--- START ---

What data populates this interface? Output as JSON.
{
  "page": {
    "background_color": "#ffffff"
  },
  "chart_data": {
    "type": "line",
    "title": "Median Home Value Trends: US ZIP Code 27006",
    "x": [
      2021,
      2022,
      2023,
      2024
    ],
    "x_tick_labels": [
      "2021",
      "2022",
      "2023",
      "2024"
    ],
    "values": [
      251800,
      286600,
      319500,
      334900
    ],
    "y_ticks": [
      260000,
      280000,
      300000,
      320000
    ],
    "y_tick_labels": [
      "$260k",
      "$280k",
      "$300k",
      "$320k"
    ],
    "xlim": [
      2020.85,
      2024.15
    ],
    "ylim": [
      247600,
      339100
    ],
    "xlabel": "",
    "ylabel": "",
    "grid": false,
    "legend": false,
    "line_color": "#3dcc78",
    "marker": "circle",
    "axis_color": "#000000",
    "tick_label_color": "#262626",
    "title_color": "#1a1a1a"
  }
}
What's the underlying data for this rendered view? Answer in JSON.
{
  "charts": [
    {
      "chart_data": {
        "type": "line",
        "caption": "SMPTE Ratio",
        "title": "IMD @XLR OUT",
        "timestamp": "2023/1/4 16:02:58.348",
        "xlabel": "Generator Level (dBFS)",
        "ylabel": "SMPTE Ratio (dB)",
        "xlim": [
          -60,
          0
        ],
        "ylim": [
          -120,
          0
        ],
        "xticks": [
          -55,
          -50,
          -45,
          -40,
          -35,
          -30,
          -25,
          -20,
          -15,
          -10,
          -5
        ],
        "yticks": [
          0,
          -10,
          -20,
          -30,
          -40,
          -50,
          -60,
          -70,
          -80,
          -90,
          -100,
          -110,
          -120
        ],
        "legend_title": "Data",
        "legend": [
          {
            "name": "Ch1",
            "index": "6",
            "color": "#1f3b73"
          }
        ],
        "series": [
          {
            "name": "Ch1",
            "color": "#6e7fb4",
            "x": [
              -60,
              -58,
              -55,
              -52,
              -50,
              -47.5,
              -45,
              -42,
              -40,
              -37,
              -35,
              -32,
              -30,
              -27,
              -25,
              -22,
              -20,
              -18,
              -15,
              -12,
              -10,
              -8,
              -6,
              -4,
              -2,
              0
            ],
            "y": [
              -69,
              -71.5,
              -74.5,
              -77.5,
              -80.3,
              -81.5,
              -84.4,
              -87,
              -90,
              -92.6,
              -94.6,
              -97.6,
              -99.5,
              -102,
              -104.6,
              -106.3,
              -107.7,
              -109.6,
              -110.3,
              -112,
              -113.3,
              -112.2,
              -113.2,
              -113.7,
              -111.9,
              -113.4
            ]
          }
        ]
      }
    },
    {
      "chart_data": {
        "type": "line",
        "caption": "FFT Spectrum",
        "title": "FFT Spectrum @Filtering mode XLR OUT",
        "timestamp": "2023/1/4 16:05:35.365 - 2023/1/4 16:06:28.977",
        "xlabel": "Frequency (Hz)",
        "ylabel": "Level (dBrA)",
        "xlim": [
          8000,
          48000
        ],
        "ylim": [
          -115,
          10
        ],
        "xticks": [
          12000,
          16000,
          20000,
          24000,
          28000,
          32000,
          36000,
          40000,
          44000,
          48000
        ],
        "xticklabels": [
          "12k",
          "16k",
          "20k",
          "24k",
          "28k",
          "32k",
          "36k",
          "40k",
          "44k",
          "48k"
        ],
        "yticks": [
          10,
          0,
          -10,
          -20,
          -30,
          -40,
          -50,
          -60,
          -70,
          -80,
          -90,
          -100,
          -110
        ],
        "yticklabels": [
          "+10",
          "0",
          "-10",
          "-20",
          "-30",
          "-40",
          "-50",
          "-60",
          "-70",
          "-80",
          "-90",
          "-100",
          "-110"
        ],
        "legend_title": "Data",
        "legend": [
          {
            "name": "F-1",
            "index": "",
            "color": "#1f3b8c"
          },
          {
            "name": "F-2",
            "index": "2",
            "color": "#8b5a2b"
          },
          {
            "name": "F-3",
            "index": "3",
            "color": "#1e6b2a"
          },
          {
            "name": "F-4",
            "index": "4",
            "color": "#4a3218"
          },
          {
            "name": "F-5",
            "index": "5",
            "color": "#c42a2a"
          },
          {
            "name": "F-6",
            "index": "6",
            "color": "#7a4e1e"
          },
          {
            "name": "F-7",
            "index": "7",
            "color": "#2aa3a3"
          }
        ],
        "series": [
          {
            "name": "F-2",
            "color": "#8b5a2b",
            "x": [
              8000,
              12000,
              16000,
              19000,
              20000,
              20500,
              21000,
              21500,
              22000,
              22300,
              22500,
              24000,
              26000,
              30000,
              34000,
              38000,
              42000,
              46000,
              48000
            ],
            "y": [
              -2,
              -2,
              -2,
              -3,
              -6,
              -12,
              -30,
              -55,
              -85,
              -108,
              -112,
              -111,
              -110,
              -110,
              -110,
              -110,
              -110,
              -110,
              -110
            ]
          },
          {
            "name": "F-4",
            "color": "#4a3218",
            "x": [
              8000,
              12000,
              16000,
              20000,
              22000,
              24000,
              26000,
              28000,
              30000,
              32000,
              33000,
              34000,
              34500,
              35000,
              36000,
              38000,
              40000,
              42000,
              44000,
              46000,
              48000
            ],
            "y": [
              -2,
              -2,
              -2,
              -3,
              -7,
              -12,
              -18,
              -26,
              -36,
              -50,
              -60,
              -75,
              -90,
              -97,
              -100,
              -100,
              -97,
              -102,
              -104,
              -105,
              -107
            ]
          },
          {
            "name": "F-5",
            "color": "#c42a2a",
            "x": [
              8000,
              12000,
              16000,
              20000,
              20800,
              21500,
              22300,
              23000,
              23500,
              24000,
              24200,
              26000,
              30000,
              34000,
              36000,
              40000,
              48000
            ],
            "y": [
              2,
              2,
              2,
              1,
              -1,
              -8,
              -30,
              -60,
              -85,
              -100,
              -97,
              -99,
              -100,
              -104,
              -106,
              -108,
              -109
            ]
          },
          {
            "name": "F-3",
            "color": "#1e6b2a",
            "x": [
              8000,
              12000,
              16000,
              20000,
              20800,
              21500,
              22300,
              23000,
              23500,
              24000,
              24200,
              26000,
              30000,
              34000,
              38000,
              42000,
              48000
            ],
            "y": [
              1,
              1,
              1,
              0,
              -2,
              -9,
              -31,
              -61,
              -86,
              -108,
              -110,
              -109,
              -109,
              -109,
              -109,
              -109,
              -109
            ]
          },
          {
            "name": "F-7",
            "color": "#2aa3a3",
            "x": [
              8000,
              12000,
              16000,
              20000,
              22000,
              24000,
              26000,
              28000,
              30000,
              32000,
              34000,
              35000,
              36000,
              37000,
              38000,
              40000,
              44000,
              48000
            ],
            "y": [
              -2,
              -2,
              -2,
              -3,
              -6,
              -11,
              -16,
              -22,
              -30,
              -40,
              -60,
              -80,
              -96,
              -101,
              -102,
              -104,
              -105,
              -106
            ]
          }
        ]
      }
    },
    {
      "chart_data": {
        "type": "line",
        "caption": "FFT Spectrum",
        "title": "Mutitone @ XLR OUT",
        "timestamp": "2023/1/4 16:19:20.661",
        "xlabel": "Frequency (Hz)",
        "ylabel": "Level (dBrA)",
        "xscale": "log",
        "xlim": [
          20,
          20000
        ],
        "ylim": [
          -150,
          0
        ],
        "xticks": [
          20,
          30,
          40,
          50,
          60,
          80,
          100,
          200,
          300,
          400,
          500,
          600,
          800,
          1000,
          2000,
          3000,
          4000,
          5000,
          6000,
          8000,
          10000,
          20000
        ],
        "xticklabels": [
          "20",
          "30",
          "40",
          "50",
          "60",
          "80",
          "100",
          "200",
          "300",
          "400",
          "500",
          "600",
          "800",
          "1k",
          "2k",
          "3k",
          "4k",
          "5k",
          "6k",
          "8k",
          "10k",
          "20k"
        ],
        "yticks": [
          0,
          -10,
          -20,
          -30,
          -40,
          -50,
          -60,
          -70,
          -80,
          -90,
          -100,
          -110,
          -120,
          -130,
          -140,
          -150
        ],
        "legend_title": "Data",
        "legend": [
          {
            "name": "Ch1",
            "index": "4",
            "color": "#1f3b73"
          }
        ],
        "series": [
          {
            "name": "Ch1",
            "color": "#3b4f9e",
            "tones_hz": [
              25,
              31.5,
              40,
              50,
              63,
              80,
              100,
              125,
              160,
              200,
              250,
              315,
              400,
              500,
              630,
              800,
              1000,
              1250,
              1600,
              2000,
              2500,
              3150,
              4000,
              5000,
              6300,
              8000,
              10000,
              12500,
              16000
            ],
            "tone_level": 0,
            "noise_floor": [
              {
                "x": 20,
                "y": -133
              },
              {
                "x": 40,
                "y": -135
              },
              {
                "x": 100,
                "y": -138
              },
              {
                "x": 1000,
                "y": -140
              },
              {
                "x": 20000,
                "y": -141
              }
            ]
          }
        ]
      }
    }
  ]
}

--- END ---

__Work to do__
Find "xlabel". Copy every line it occurs in.

__Written reply__
    "xlabel": "",
        "xlabel": "Generator Level (dBFS)",
        "xlabel": "Frequency (Hz)",
        "xlabel": "Frequency (Hz)",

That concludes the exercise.